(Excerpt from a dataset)

-----

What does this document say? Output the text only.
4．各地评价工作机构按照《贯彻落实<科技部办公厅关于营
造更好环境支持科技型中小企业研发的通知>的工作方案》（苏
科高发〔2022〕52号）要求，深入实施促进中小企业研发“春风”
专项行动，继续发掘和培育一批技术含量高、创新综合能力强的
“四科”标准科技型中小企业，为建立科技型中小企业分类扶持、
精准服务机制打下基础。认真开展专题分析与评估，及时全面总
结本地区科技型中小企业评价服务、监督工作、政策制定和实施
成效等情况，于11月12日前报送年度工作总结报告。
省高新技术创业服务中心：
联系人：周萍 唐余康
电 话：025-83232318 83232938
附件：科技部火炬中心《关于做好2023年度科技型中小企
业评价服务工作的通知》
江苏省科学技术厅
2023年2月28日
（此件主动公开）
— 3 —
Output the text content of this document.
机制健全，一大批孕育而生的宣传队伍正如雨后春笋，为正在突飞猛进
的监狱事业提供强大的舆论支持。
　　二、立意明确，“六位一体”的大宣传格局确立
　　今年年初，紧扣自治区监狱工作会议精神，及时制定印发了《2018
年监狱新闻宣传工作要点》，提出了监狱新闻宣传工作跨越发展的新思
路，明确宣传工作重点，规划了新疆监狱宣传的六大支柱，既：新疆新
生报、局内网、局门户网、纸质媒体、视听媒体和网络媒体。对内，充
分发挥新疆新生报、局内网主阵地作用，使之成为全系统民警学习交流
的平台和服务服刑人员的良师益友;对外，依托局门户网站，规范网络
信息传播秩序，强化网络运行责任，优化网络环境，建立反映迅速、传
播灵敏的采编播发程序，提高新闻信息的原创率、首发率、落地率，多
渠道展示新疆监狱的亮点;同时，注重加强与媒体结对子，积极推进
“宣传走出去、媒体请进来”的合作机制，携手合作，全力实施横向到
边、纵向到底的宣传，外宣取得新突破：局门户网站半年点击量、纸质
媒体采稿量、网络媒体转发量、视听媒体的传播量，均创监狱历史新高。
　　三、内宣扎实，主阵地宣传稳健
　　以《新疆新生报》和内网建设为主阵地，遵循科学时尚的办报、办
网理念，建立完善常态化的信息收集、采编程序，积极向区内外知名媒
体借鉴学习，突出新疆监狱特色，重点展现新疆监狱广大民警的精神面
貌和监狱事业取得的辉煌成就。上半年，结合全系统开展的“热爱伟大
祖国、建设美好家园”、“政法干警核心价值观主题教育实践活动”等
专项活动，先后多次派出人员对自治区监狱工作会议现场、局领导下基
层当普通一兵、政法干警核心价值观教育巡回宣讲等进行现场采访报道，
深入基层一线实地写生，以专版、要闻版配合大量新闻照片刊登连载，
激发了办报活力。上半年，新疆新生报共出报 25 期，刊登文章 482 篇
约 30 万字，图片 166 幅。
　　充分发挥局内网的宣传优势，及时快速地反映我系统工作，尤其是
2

-----

> _WHAT IS REQUIRED_:
Filter out all lines lacking the word "text" and copy the rest.

> _PROBLEM SOLUTION_:
What does this document say? Output the text only.
Output the text content of this document.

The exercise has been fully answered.